» **What to produce**
Repeat the listing in full, exactly as it stands.

» **Provided data**
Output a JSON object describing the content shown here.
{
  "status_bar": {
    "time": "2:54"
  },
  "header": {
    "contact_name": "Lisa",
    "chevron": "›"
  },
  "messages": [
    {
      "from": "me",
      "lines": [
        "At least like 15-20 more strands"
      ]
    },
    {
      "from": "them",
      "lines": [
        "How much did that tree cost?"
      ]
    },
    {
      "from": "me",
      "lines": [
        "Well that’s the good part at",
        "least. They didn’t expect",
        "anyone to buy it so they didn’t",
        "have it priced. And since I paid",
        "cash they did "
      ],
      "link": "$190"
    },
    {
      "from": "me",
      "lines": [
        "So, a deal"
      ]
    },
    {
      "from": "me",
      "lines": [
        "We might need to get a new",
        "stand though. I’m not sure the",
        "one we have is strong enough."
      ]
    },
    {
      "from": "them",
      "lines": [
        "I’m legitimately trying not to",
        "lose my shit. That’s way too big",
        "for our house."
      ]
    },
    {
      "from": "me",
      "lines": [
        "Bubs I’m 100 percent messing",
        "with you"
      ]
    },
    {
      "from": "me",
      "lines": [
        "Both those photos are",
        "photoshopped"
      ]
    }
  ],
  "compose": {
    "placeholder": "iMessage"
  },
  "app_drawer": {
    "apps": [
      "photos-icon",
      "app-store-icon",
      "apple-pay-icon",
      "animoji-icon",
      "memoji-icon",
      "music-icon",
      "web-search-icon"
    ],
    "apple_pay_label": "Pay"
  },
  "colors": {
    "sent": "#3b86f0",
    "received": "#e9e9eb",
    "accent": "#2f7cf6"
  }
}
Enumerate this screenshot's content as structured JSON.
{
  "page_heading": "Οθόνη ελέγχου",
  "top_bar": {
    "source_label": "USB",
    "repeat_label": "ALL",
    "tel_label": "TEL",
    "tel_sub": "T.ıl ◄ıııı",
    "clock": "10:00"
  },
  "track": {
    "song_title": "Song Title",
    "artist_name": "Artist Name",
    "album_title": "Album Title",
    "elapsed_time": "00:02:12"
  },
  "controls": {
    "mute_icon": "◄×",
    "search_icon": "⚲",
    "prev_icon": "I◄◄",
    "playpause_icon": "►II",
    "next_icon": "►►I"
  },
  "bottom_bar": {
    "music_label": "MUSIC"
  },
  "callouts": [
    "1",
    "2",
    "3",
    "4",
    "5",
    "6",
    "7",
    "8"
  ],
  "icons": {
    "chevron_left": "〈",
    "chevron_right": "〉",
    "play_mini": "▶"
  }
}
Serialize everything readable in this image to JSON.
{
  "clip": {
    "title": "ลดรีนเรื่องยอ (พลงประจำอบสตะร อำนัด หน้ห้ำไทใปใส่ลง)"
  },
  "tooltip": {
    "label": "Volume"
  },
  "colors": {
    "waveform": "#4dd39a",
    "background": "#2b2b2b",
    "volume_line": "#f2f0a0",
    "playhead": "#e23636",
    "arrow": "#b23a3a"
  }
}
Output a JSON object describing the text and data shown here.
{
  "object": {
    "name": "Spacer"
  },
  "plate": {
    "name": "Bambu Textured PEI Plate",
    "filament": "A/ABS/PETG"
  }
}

» **Correct result**
Output a JSON object describing the content shown here.
{
  "status_bar": {
    "time": "2:54"
  },
  "header": {
    "contact_name": "Lisa",
    "chevron": "›"
  },
  "messages": [
    {
      "from": "me",
      "lines": [
        "At least like 15-20 more strands"
      ]
    },
    {
      "from": "them",
      "lines": [
        "How much did that tree cost?"
      ]
    },
    {
      "from": "me",
      "lines": [
        "Well that’s the good part at",
        "least. They didn’t expect",
        "anyone to buy it so they didn’t",
        "have it priced. And since I paid",
        "cash they did "
      ],
      "link": "$190"
    },
    {
      "from": "me",
      "lines": [
        "So, a deal"
      ]
    },
    {
      "from": "me",
      "lines": [
        "We might need to get a new",
        "stand though. I’m not sure the",
        "one we have is strong enough."
      ]
    },
    {
      "from": "them",
      "lines": [
        "I’m legitimately trying not to",
        "lose my shit. That’s way too big",
        "for our house."
      ]
    },
    {
      "from": "me",
      "lines": [
        "Bubs I’m 100 percent messing",
        "with you"
      ]
    },
    {
      "from": "me",
      "lines": [
        "Both those photos are",
        "photoshopped"
      ]
    }
  ],
  "compose": {
    "placeholder": "iMessage"
  },
  "app_drawer": {
    "apps": [
      "photos-icon",
      "app-store-icon",
      "apple-pay-icon",
      "animoji-icon",
      "memoji-icon",
      "music-icon",
      "web-search-icon"
    ],
    "apple_pay_label": "Pay"
  },
  "colors": {
    "sent": "#3b86f0",
    "received": "#e9e9eb",
    "accent": "#2f7cf6"
  }
}
Enumerate this screenshot's content as structured JSON.
{
  "page_heading": "Οθόνη ελέγχου",
  "top_bar": {
    "source_label": "USB",
    "repeat_label": "ALL",
    "tel_label": "TEL",
    "tel_sub": "T.ıl ◄ıııı",
    "clock": "10:00"
  },
  "track": {
    "song_title": "Song Title",
    "artist_name": "Artist Name",
    "album_title": "Album Title",
    "elapsed_time": "00:02:12"
  },
  "controls": {
    "mute_icon": "◄×",
    "search_icon": "⚲",
    "prev_icon": "I◄◄",
    "playpause_icon": "►II",
    "next_icon": "►►I"
  },
  "bottom_bar": {
    "music_label": "MUSIC"
  },
  "callouts": [
    "1",
    "2",
    "3",
    "4",
    "5",
    "6",
    "7",
    "8"
  ],
  "icons": {
    "chevron_left": "〈",
    "chevron_right": "〉",
    "play_mini": "▶"
  }
}
Serialize everything readable in this image to JSON.
{
  "clip": {
    "title": "ลดรีนเรื่องยอ (พลงประจำอบสตะร อำนัด หน้ห้ำไทใปใส่ลง)"
  },
  "tooltip": {
    "label": "Volume"
  },
  "colors": {
    "waveform": "#4dd39a",
    "background": "#2b2b2b",
    "volume_line": "#f2f0a0",
    "playhead": "#e23636",
    "arrow": "#b23a3a"
  }
}
Output a JSON object describing the text and data shown here.
{
  "object": {
    "name": "Spacer"
  },
  "plate": {
    "name": "Bambu Textured PEI Plate",
    "filament": "A/ABS/PETG"
  }
}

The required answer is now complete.